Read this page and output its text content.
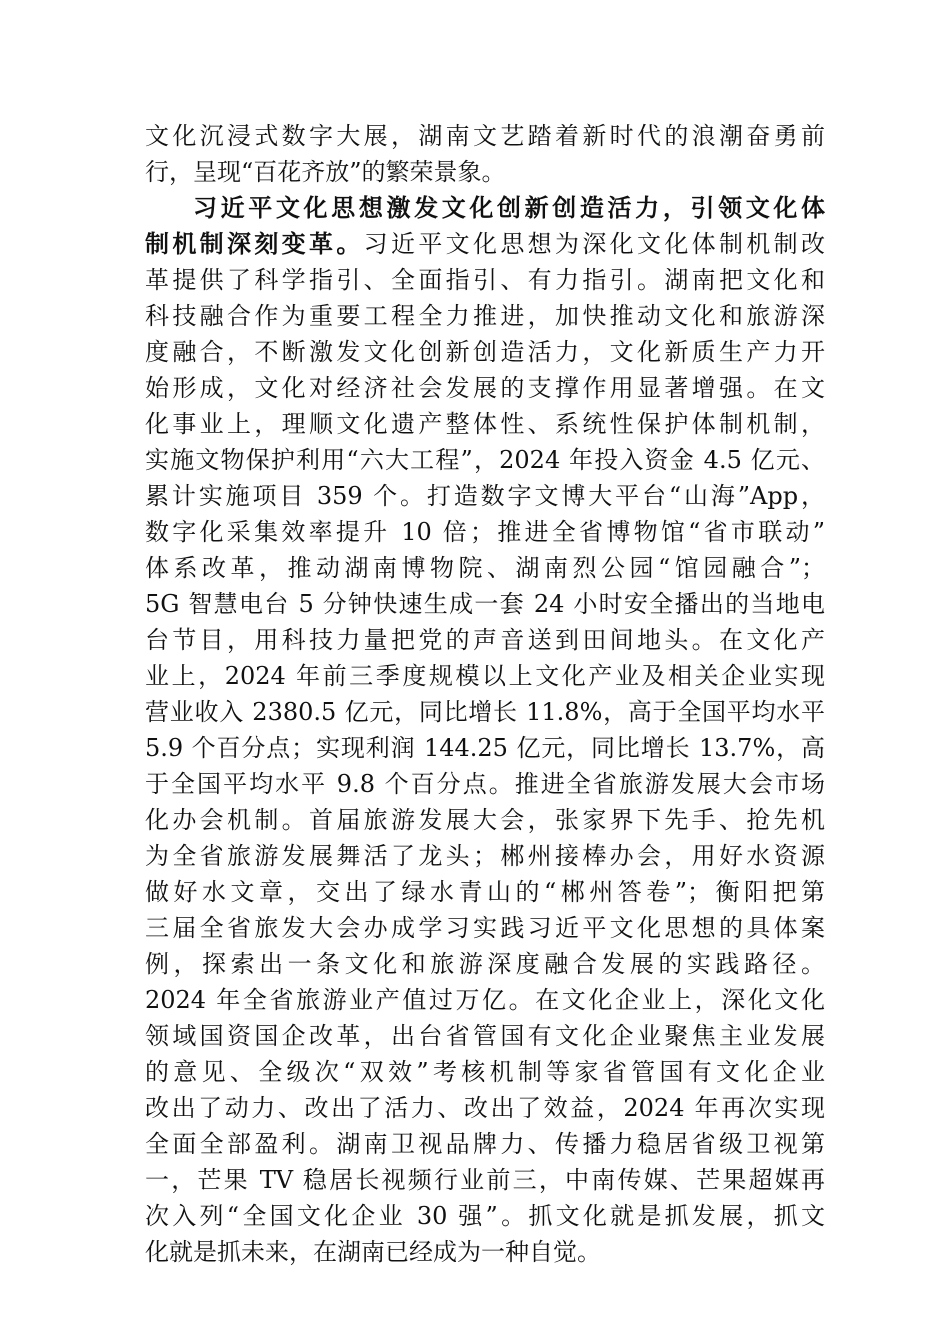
文化沉浸式数字大展，湖南文艺踏着新时代的浪潮奋勇前
行，呈现“百花齐放”的繁荣景象。
习近平文化思想激发文化创新创造活力，引领文化体
制机制深刻变革。习近平文化思想为深化文化体制机制改
革提供了科学指引、全面指引、有力指引。湖南把文化和
科技融合作为重要工程全力推进，加快推动文化和旅游深
度融合，不断激发文化创新创造活力，文化新质生产力开
始形成，文化对经济社会发展的支撑作用显著增强。在文
化事业上，理顺文化遗产整体性、系统性保护体制机制，
实施文物保护利用“六大工程”，2024 年投入资金 4.5 亿元、
累计实施项目 359 个。打造数字文博大平台“山海”App，
数字化采集效率提升 10 倍；推进全省博物馆“省市联动”
体系改革，推动湖南博物院、湖南烈公园“馆园融合”；
5G 智慧电台 5 分钟快速生成一套 24 小时安全播出的当地电
台节目，用科技力量把党的声音送到田间地头。在文化产
业上，2024 年前三季度规模以上文化产业及相关企业实现
营业收入 2380.5 亿元，同比增长 11.8%，高于全国平均水平
5.9 个百分点；实现利润 144.25 亿元，同比增长 13.7%，高
于全国平均水平 9.8 个百分点。推进全省旅游发展大会市场
化办会机制。首届旅游发展大会，张家界下先手、抢先机
为全省旅游发展舞活了龙头；郴州接棒办会，用好水资源
做好水文章，交出了绿水青山的“郴州答卷”；衡阳把第
三届全省旅发大会办成学习实践习近平文化思想的具体案
例，探索出一条文化和旅游深度融合发展的实践路径。
2024 年全省旅游业产值过万亿。在文化企业上，深化文化
领域国资国企改革，出台省管国有文化企业聚焦主业发展
的意见、全级次“双效”考核机制等家省管国有文化企业
改出了动力、改出了活力、改出了效益，2024 年再次实现
全面全部盈利。湖南卫视品牌力、传播力稳居省级卫视第
一，芒果 TV 稳居长视频行业前三，中南传媒、芒果超媒再
次入列“全国文化企业 30 强”。抓文化就是抓发展，抓文
化就是抓未来，在湖南已经成为一种自觉。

+===+

● Directions
Set down every entry word for word, but omit the pictures.

● Response for this exercise
Read this page and output its text content.
文化沉浸式数字大展，湖南文艺踏着新时代的浪潮奋勇前
行，呈现“百花齐放”的繁荣景象。
习近平文化思想激发文化创新创造活力，引领文化体
制机制深刻变革。习近平文化思想为深化文化体制机制改
革提供了科学指引、全面指引、有力指引。湖南把文化和
科技融合作为重要工程全力推进，加快推动文化和旅游深
度融合，不断激发文化创新创造活力，文化新质生产力开
始形成，文化对经济社会发展的支撑作用显著增强。在文
化事业上，理顺文化遗产整体性、系统性保护体制机制，
实施文物保护利用“六大工程”，2024 年投入资金 4.5 亿元、
累计实施项目 359 个。打造数字文博大平台“山海”App，
数字化采集效率提升 10 倍；推进全省博物馆“省市联动”
体系改革，推动湖南博物院、湖南烈公园“馆园融合”；
5G 智慧电台 5 分钟快速生成一套 24 小时安全播出的当地电
台节目，用科技力量把党的声音送到田间地头。在文化产
业上，2024 年前三季度规模以上文化产业及相关企业实现
营业收入 2380.5 亿元，同比增长 11.8%，高于全国平均水平
5.9 个百分点；实现利润 144.25 亿元，同比增长 13.7%，高
于全国平均水平 9.8 个百分点。推进全省旅游发展大会市场
化办会机制。首届旅游发展大会，张家界下先手、抢先机
为全省旅游发展舞活了龙头；郴州接棒办会，用好水资源
做好水文章，交出了绿水青山的“郴州答卷”；衡阳把第
三届全省旅发大会办成学习实践习近平文化思想的具体案
例，探索出一条文化和旅游深度融合发展的实践路径。
2024 年全省旅游业产值过万亿。在文化企业上，深化文化
领域国资国企改革，出台省管国有文化企业聚焦主业发展
的意见、全级次“双效”考核机制等家省管国有文化企业
改出了动力、改出了活力、改出了效益，2024 年再次实现
全面全部盈利。湖南卫视品牌力、传播力稳居省级卫视第
一，芒果 TV 稳居长视频行业前三，中南传媒、芒果超媒再
次入列“全国文化企业 30 强”。抓文化就是抓发展，抓文
化就是抓未来，在湖南已经成为一种自觉。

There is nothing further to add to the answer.